Dataset items
● ● ● ● ● ● ●

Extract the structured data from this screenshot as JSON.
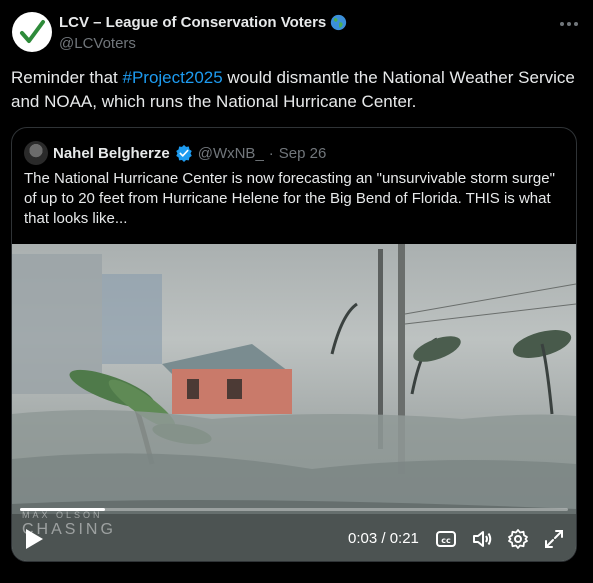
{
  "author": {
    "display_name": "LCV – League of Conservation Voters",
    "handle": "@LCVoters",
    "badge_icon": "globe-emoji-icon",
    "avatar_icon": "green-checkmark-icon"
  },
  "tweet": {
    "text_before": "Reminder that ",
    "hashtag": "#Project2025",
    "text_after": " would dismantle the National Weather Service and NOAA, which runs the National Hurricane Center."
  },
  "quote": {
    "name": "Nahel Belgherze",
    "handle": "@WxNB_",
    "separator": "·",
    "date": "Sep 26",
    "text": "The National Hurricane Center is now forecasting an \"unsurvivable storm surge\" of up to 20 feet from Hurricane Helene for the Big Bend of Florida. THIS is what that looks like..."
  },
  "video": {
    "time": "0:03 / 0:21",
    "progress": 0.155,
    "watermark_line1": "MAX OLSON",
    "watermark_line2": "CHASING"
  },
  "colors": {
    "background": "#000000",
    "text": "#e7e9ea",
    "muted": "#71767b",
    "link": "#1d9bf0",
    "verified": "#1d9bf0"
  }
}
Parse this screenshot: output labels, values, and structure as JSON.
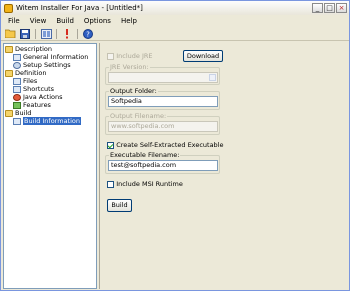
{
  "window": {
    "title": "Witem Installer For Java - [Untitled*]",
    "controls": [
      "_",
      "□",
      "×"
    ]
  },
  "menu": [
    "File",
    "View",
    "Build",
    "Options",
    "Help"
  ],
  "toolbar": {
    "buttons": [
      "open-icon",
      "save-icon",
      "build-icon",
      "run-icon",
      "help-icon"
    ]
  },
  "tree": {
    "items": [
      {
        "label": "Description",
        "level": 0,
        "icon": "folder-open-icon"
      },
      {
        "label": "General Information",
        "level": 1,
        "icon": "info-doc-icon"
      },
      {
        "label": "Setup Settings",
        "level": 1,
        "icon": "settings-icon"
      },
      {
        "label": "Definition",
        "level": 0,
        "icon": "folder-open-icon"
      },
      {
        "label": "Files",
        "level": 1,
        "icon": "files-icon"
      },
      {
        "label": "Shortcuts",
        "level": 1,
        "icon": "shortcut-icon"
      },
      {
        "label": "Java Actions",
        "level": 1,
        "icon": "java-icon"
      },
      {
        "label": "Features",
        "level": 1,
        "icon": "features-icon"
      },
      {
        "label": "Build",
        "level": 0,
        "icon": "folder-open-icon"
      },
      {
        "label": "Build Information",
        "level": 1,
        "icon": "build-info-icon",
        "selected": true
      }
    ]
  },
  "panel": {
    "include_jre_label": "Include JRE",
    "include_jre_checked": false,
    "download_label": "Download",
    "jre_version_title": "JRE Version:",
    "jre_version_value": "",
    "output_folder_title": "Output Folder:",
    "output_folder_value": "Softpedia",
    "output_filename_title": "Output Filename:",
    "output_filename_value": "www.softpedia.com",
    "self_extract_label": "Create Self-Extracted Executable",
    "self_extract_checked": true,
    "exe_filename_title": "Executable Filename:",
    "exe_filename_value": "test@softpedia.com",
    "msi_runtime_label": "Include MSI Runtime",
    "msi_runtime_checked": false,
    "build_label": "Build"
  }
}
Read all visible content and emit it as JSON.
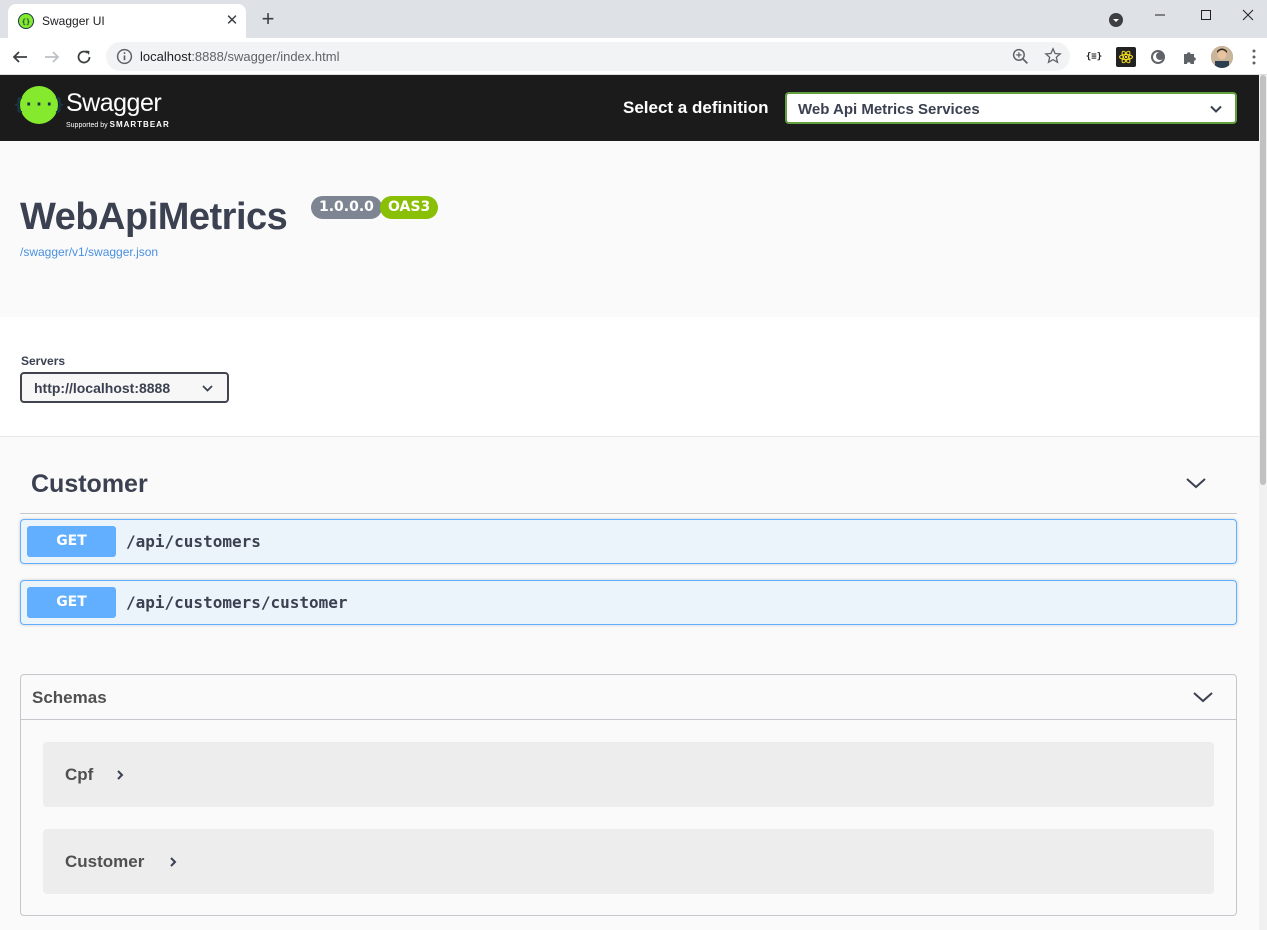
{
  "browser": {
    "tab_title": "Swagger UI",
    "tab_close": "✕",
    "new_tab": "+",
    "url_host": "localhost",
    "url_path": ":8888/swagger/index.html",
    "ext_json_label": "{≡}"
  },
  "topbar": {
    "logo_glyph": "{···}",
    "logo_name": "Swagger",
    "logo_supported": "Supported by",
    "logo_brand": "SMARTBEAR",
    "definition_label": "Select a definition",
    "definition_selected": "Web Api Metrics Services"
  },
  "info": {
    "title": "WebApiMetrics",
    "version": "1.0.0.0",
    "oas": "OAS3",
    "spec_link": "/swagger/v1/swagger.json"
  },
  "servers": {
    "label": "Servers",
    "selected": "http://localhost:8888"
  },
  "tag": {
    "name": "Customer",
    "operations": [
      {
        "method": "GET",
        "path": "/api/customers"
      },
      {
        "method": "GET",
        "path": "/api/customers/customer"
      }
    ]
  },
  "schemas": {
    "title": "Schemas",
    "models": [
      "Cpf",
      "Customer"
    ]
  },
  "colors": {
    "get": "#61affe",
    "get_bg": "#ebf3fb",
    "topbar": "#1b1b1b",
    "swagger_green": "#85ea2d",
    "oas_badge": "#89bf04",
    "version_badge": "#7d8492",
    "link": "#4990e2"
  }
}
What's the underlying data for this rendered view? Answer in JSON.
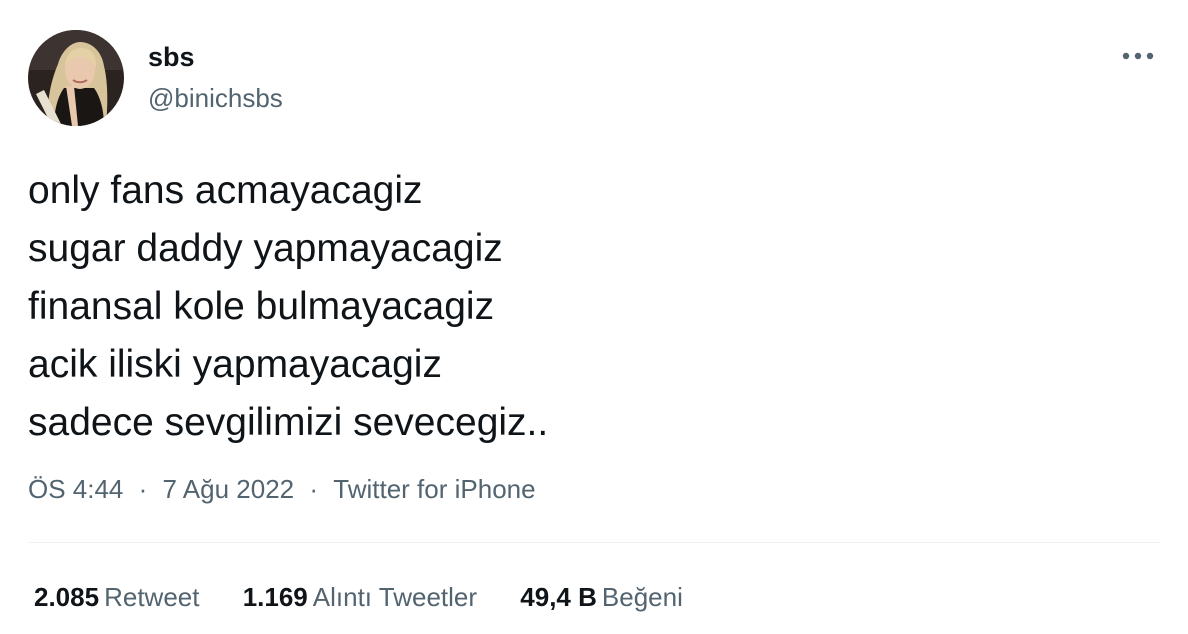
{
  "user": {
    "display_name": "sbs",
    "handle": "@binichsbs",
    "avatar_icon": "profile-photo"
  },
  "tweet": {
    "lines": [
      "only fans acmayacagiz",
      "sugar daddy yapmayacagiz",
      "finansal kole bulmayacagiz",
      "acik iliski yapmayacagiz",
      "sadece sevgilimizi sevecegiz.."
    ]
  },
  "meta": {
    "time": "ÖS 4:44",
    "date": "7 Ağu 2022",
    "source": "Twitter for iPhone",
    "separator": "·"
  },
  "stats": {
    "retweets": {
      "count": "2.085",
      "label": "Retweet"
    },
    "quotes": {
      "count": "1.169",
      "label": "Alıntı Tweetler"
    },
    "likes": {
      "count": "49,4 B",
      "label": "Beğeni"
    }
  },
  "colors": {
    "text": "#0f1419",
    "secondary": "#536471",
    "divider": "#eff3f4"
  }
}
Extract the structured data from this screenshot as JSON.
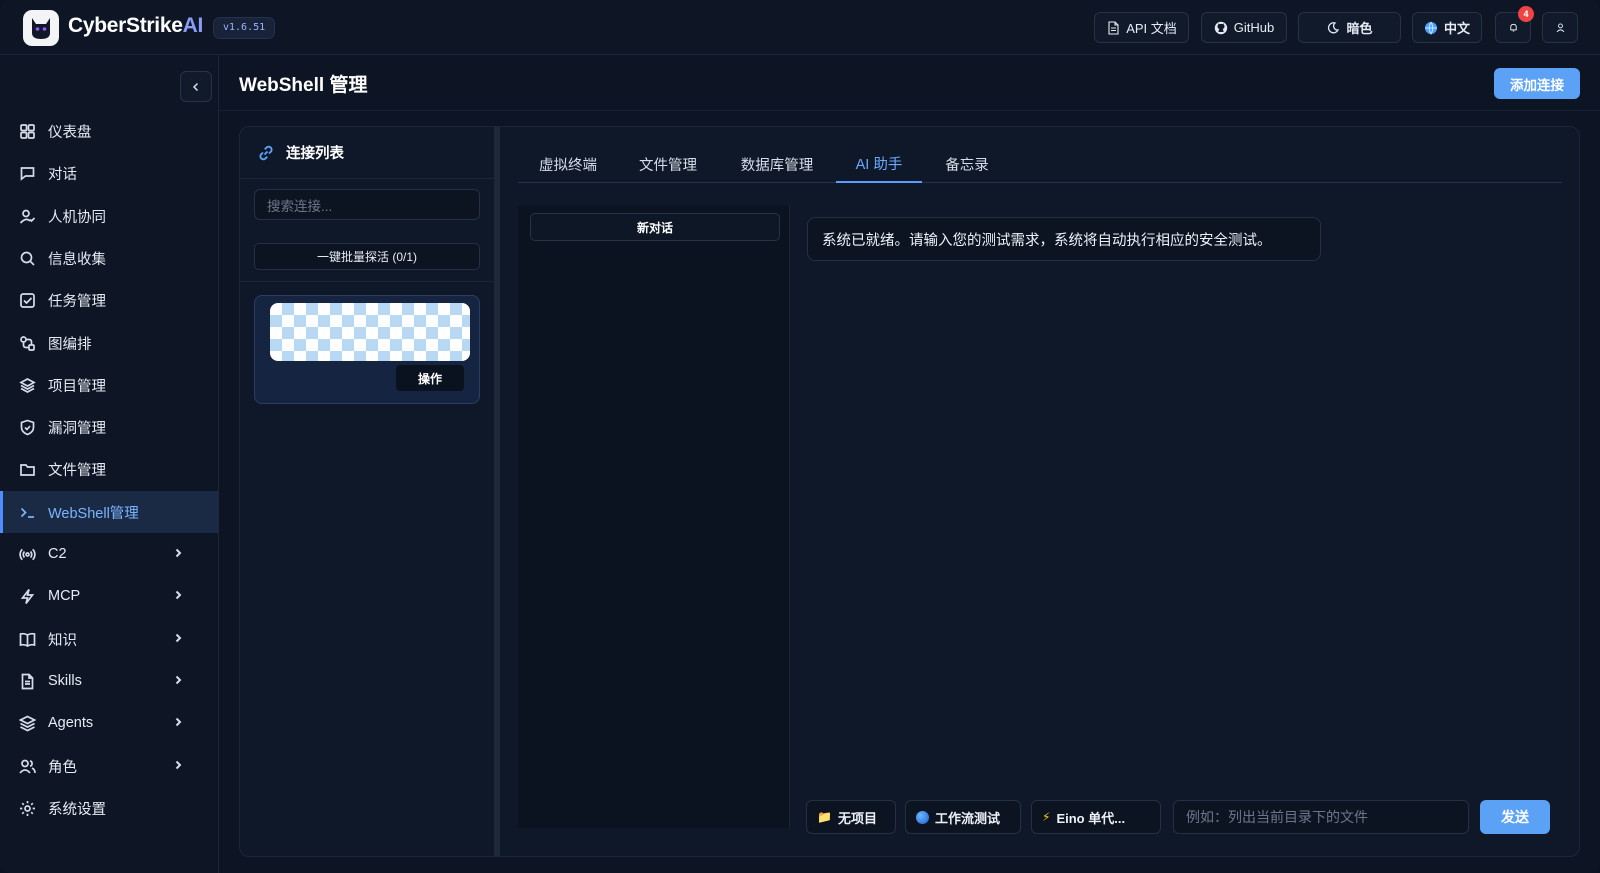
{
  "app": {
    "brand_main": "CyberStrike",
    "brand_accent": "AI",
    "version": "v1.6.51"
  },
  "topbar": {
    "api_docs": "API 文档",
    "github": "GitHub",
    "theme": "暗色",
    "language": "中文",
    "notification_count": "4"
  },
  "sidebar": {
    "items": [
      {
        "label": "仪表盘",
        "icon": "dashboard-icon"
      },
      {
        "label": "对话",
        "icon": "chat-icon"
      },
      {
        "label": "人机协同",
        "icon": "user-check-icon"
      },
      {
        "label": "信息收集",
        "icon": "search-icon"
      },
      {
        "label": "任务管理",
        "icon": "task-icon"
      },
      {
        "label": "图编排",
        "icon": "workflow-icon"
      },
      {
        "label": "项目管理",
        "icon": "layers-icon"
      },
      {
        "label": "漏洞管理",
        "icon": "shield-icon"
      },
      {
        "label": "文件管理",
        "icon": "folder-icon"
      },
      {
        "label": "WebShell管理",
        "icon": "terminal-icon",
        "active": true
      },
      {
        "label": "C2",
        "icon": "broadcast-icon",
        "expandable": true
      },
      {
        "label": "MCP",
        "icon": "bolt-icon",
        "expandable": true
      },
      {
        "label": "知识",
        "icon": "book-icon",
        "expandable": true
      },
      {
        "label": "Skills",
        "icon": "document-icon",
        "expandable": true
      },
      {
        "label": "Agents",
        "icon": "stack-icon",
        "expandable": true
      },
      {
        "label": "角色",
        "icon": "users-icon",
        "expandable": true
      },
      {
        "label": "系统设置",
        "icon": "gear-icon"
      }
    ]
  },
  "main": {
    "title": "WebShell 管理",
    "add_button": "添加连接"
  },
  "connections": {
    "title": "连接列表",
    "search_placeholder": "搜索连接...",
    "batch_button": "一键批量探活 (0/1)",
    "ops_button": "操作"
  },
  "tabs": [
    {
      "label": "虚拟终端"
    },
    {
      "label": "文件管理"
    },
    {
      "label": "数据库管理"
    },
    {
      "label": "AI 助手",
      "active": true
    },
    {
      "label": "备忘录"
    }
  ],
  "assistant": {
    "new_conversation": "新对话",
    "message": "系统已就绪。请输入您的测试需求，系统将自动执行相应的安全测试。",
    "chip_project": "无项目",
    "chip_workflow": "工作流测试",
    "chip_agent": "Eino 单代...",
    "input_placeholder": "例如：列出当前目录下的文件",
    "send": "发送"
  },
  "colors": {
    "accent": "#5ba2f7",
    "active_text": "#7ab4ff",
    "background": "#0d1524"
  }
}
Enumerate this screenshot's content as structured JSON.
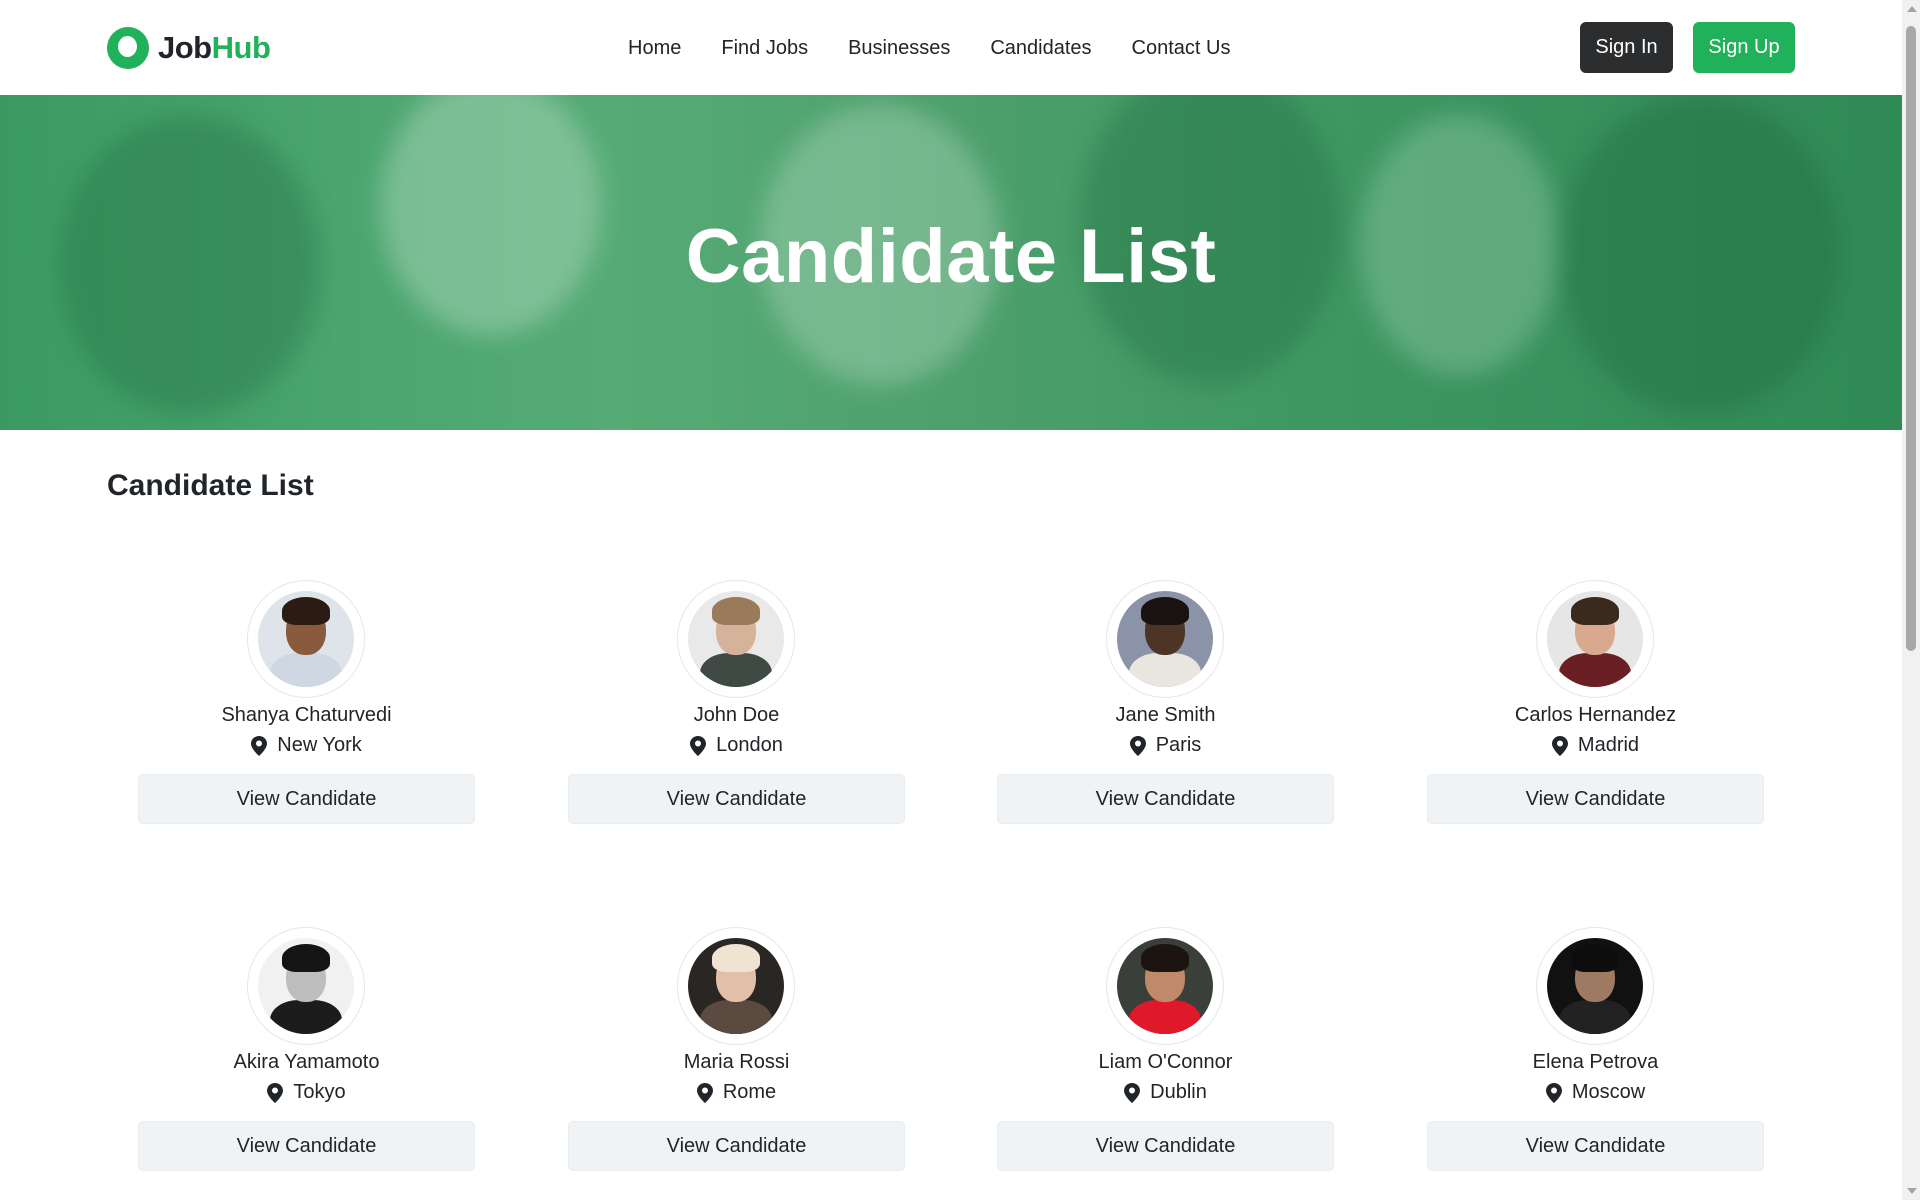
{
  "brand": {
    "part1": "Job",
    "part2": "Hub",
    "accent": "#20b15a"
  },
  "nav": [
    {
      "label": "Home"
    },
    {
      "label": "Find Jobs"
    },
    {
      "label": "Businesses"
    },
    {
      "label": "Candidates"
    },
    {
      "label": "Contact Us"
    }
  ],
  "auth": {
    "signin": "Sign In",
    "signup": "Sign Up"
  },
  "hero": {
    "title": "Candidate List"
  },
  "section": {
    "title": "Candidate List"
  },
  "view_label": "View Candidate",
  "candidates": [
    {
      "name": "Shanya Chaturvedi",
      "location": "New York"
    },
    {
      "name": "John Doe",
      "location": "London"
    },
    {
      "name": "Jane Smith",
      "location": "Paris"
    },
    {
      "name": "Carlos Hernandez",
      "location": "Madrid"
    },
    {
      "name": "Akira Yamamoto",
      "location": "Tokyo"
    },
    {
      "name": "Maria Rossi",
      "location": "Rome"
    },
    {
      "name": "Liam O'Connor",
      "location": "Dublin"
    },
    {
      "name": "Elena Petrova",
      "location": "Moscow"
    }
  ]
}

● ● ● ● ● ● ●

What you have to do: Filter lines by "yapmayacagiz" and return each hit.

Answer for this exercise:
      "sugar daddy yapmayacagiz",
      "acik iliski yapmayacagiz",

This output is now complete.